Stored entries:
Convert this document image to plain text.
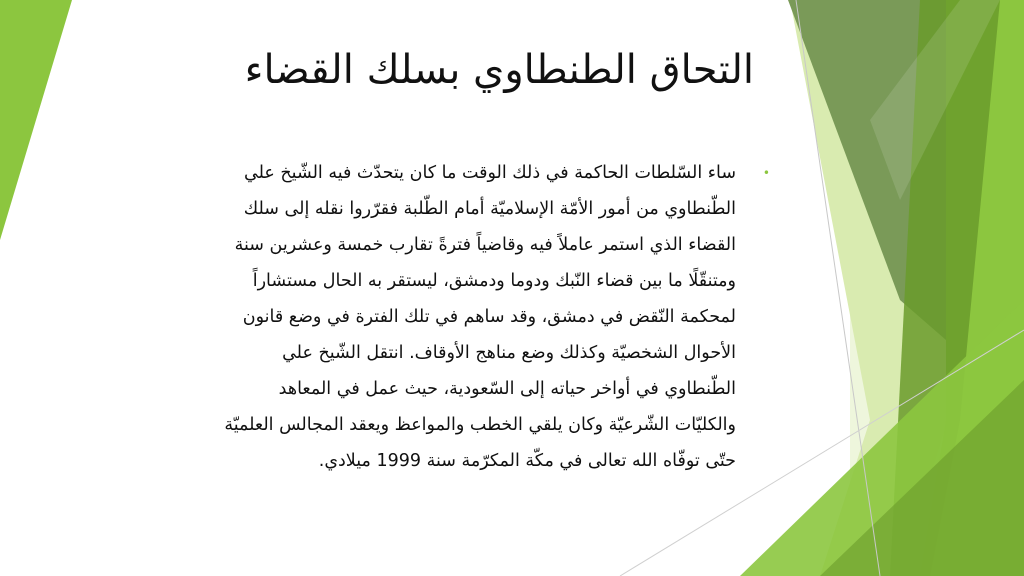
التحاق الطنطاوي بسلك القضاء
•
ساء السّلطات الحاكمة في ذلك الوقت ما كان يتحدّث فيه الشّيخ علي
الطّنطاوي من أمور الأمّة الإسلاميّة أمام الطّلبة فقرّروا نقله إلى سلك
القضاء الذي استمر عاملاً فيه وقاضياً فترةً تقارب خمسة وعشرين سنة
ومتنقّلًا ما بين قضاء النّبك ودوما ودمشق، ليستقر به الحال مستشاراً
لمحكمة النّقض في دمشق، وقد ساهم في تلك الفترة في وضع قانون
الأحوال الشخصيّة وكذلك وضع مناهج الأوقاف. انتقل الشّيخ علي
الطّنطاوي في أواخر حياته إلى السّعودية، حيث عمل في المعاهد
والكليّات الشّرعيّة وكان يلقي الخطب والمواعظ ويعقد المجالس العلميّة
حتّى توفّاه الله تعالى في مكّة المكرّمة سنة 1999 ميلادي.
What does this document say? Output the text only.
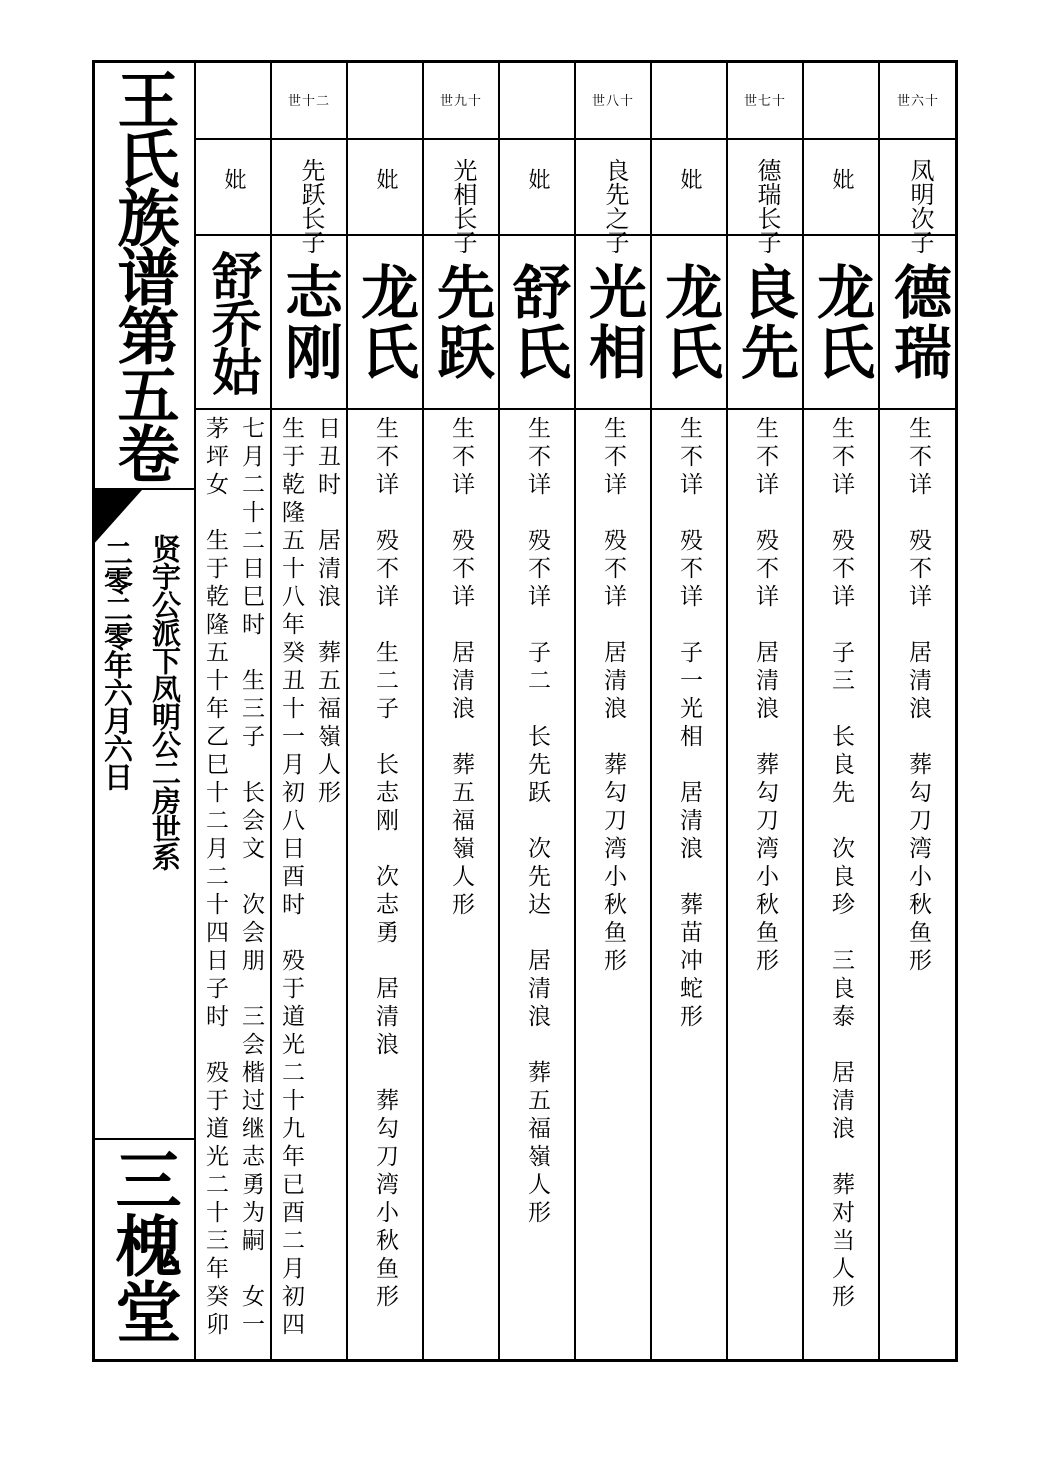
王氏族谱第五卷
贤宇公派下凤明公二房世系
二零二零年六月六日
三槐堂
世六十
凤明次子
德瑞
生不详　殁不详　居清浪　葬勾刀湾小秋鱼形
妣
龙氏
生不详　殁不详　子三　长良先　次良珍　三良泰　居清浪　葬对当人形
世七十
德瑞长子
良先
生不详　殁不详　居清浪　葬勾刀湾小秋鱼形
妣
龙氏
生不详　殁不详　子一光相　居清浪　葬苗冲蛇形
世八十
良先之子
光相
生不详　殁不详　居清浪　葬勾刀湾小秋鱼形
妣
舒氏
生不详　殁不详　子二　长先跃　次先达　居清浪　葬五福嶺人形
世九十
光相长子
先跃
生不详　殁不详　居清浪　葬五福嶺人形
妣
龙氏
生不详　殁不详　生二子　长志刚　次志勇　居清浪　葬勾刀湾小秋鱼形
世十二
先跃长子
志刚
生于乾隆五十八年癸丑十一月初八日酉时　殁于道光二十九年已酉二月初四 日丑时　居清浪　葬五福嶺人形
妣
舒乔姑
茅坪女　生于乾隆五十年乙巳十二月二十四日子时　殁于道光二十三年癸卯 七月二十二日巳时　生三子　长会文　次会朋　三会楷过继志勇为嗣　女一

...

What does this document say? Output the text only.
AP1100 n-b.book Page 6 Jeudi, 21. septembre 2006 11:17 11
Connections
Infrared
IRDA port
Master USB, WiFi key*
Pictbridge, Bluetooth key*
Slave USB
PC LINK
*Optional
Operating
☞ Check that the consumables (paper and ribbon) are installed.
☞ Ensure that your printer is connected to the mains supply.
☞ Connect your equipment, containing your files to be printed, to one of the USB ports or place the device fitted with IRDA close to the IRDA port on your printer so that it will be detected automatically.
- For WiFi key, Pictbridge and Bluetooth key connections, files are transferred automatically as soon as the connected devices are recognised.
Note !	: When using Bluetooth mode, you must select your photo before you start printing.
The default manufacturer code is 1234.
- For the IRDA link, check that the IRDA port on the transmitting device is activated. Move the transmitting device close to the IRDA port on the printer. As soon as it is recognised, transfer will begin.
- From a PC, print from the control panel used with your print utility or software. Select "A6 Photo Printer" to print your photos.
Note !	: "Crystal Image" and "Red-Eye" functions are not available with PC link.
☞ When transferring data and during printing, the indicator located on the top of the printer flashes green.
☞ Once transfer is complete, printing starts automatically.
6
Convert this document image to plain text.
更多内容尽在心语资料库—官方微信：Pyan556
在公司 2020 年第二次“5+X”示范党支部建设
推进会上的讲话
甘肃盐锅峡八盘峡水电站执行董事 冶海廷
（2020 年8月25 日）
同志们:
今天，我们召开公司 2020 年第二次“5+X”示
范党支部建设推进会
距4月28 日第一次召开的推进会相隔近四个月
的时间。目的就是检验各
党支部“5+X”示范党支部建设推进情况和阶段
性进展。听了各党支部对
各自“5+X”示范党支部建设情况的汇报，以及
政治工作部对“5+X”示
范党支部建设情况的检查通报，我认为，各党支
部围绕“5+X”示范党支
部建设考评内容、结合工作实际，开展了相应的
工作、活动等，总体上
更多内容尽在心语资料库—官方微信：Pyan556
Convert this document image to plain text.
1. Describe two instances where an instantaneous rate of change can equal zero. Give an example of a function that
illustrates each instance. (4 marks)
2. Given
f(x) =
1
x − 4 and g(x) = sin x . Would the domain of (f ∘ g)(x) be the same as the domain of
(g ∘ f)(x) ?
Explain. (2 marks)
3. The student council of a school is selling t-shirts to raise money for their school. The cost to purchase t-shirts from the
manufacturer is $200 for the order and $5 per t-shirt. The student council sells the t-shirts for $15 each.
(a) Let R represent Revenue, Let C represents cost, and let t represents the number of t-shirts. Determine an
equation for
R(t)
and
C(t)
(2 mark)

--

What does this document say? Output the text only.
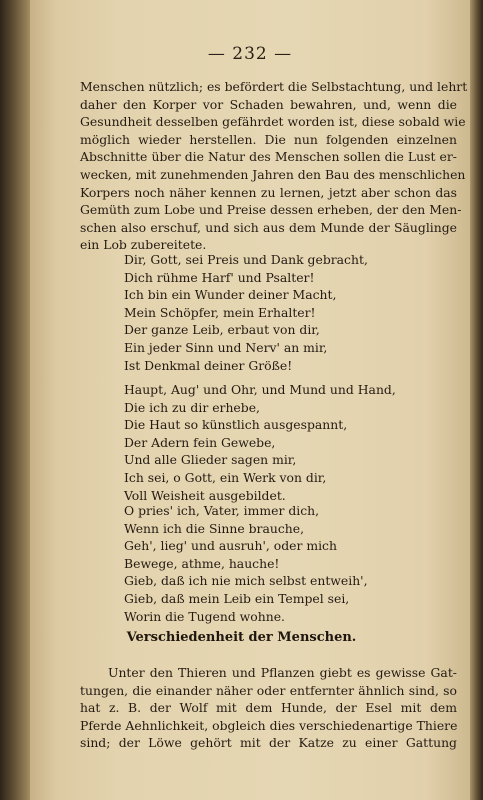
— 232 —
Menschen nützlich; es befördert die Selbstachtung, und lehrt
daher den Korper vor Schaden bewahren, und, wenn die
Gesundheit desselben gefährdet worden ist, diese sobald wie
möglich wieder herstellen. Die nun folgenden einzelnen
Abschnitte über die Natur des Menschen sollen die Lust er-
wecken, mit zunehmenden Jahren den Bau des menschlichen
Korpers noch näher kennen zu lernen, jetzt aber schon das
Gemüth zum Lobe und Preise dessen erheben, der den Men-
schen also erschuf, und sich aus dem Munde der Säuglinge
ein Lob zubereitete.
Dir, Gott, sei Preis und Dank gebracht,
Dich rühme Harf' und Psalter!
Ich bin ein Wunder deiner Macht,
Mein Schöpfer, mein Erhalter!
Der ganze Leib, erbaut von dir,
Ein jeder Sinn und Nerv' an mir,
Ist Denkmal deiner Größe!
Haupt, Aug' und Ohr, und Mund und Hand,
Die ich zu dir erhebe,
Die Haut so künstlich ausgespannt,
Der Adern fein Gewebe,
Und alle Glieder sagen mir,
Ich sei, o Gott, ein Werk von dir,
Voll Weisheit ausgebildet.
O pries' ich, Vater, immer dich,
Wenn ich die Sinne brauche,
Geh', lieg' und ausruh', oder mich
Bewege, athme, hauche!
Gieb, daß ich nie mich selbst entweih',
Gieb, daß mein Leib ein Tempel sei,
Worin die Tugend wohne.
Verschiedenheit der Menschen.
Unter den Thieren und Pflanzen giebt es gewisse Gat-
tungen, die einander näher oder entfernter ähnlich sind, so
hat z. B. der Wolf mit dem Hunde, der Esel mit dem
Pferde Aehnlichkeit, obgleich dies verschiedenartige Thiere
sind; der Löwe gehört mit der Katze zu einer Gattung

Work to complete:
Find the word "Note" in the data and show each line that holds it.

Complete response:
Note !	: When using Bluetooth mode, you must select your photo before you start printing.
Note !	: "Crystal Image" and "Red-Eye" functions are not available with PC link.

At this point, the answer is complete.